▶ [TEXT SHOWN]
────────────────────

# drumming up new business



## slamink (Oct 24, 2005)

I have had my machine for a while now, I do this at home and have had steady work till a few weeks ago now. It comes in by cutting prices and still customers are saying they arent buying now. Does anyone have ideas how to drum up business through these times? I am willing to try anything that will get my foot in the door (LEGALLY!!) I have talked o other printers and they say that they are doing ok for now.


----------



## Robin (Aug 28, 2006)

my first word of advice is to NOT cut your pricing! Things aren't that bad, nor do I think they will get that bad!! 

Drumming up business on the cheap........hit the networking meetings in your area. Work them and work them hard. You would be surprised what comes out of it.

65% of our clients are found thru networking (2007/2008) This year (2008/2009) will have a little different ratio, we seem to be picking up alot from our website and walkin traffic. So.......because you are home based, you need to get out there and be seen.

Do you have your vehicle lettered/advertising/magnets?
Do you have a website?
Do you have a blog?
Are you on facebook/myspace?
Are you involved in your community?
Are you part of any networking groups?
Have you attended any speed networking events?
Have you attended any grand openings or open houses for businesses? 

You dont need to spend alot of money to get the word out, but you do need to spend time. Dont cut your prices. If you are offering a good quality product people will by it. When times get tough, I dont want some cheap $.99 shirt that is going to fall apart in the wash. I'll pay more for quality, and something that is going to last. Yes people may be spending more wisely, but I think they are looking for quality too. If they are going to spend it, they dont want to waste it.


----------



## slamink (Oct 24, 2005)

Thanks for the reply Robin. It isnt that I am advertising price cuts, I am just giving a better deal on some of the bids. I have been networking and meeting others. I do not try and base my pricing on a "cheaper quality" product. Actually I am very picky on what goes out the door. I wouldnt want an inferior shirt, even if a friend made it. I am just curious on how others were getting new business. I do have to say I LOVE your thinking. SIMPLE, BASIC BUT RIGHT TO THE POINT, nothing like good ole fashion leg work. I do alot of things mentioned but I will get out there more. Time for some new sneakers.


----------



## Masterkoin (Jul 23, 2008)

If you don't have a website, get one. Even if your business isn't really about selling on the web. I haven't even done anything but throw up a place holder with contact information, but it has helped me with giving customers an easy way to find me and helps legitimize my business as I'm a part timer like you. I have all the business I can handle right now and a lot of it has come through telling people how they can contact me through my website. 

For example, I did a small order of 20 custom cut vinyl shirts for a yearbook staff at a local high school early this school year. No big deal right, probably not even worth the time to do it. Well, I did make a little profit on it and the teacher had another teacher ask about where she got the shirts. She referred her to my web site where she emailed me about doing a shirt for an event they were going to do where they normally sell about 200 shirts. That sounded great to me until I found out that the event had over 1k people normally, but they always just order a certain amount of shirts and hope to sell out. I explained we could print up a couple of hundred shirts and then make transfers to be sure we could cover even higher demand if it was there. Well last weekend I did 450 shirts for the event and had three new contacts from people attending the event. I went ahead and got a second press for it the event to be sure I could keep up (which the event paid for) and ordered a bunch of stock transfers to have some other things to sell.

────────────────────

▶ [GIVEN DATA]
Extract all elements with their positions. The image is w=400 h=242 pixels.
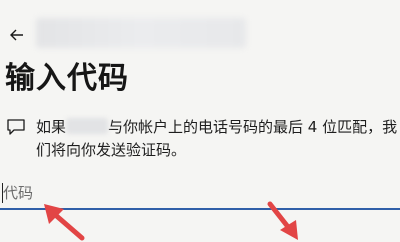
annotation-arrow-right [267, 201, 298, 240]
message-icon [7, 119, 25, 135]
message-text-before: 如果 [36, 118, 67, 136]
text-caret [2, 183, 3, 203]
arrow-left-icon [10, 29, 23, 41]
verification-message: 如果 与你帐户上的电话号码的最后 4 位匹配，我们将向你发送验证码。 [36, 116, 398, 162]
account-redaction [36, 18, 246, 48]
page-title: 输入代码 [5, 61, 129, 96]
annotation-arrow-left [44, 204, 85, 241]
back-button[interactable] [8, 26, 26, 44]
phone-number-redaction [66, 118, 109, 134]
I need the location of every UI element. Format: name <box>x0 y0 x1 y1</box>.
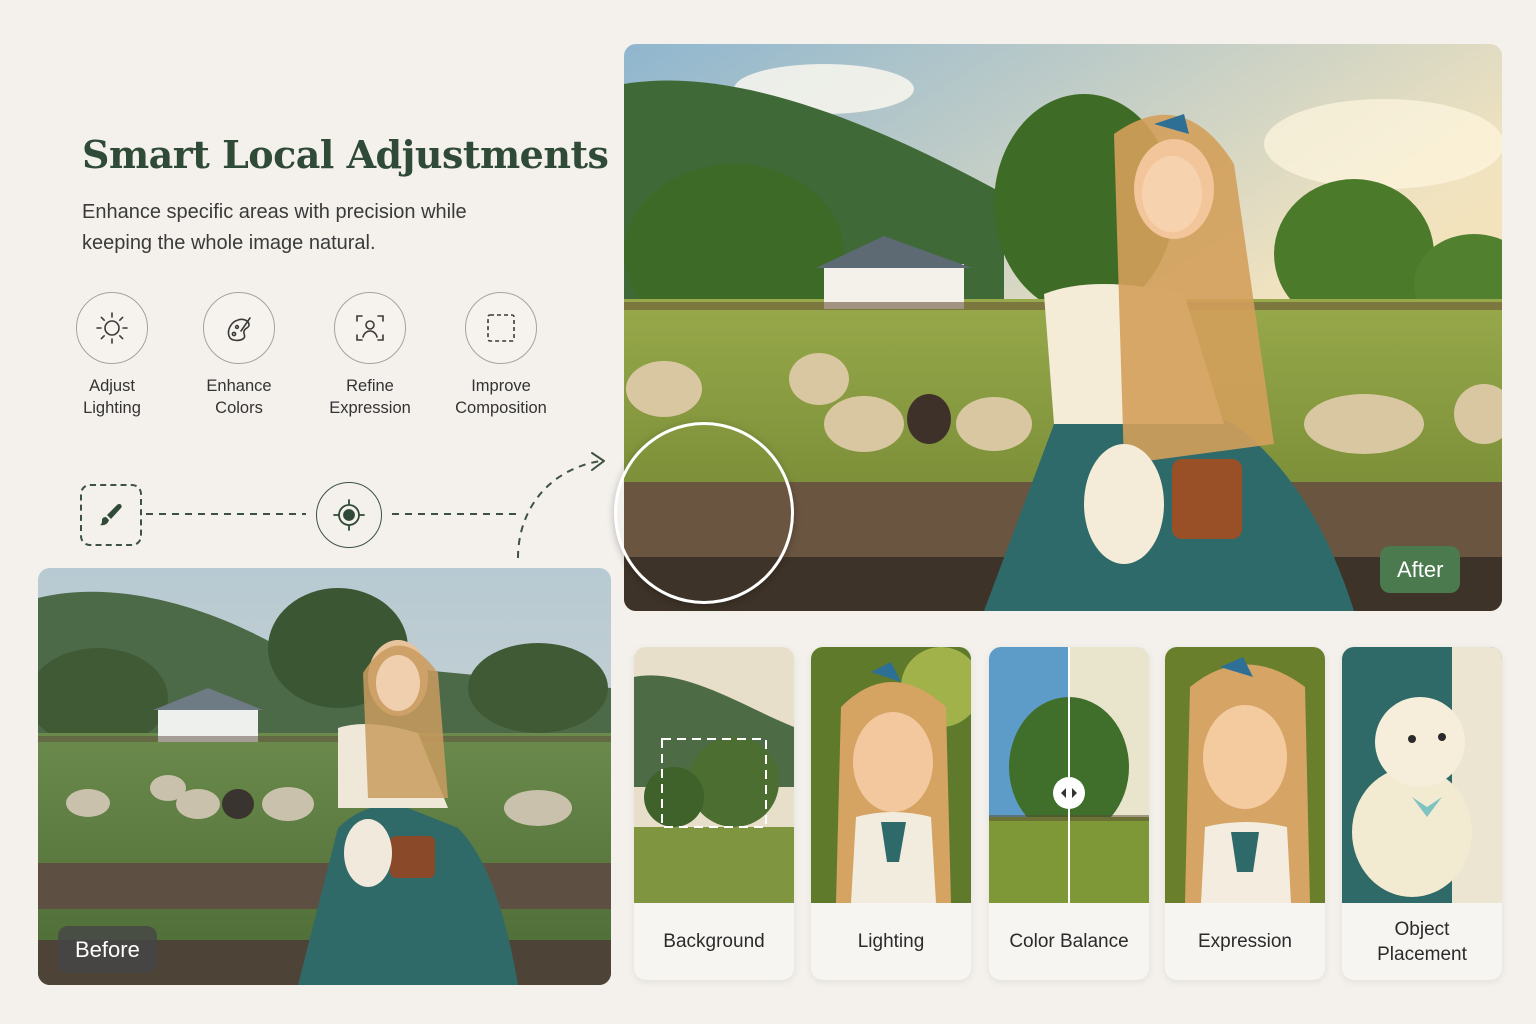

────────────────────

▶ [WHAT THIS EXERCISE ASKS]
1. Retype the drumming-up-business thread between "I have had my" and "ok for now.", inclusive.
2. Continue the drumming-up-business thread from its final sentence onward.
The entries stand apart from the drumming-up-business thread.

▶ [PER-TASK OUTPUTS]
1.
I have had my machine for a while now, I do this at home and have had steady work till a few weeks ago now. It comes in by cutting prices and still customers are saying they arent buying now. Does anyone have ideas how to drum up business through these times? I am willing to try anything that will get my foot in the door (LEGALLY!!) I have talked o other printers and they say that they are doing ok for now.

2.
Now I'm starting to get custom orders through the website (which I seriously need to develop) for those stock transfers. Keep in mind, I'm only heat pressing plastisol transfers and vinyl. I really only started this business to help with fundraising a few times a year, but I have been busy since day one and there are tons of screen printers in my town. I haven't even had time to work on the sign/decal side of the business yet. I originally thought I'd just do some inkjet transfers for small orders. I'm still trying to work out the details on the transfers as I ran into some problems with the Claria inks that set me back.

All that being said, the only thing I can see that I'm doing differently than the full time guys is embracing smaller orders and giving good customer service. I try to be reasonable on the prices, but I'm not slashing prices to beat other bids to get business. I know for sure I've been as much as $1 higher per shirt on a few bids that I got anyway because of my customer service.


----------



## DirectSupply (Mar 19, 2008)

Hi Guys!

Another idea might be to partner up with local screen print shops etc, let them know you can do their small runs or direct to garment orders, in return they can print the really large orders you cannot fulfill and even get a cut from the deal.
-Rod


----------



## Justin Walker (Dec 6, 2006)

Of course, you don't want to overlook the most obvious, and most powerful sales technique in any industry: impulse, add on items.

For example: Your customer orders 72 shirts with their logo. When they receive the goods, they open the box to find not only their shirts, but also a hoodie with their image printed on it, as well as an embroidered or digitally printed cap with their logo on it. In the box, they also find a very simple price list, as well as a "quick order form" to make it as easy as possible to convert their sense of "Wow, this is neat!" into "I'll take twenty."

It might be a good idea to include a SPECIAL PRICE, found only on the price lists in orders you send out, which is good for 5 business days from the day they pick up their order. You could have a small field on the forms, where you stamp or write the date, so you know how long the special lasts for each customer. This would add a sense of urgency to their desire to buy a few hats, sweatshirts or alternative items.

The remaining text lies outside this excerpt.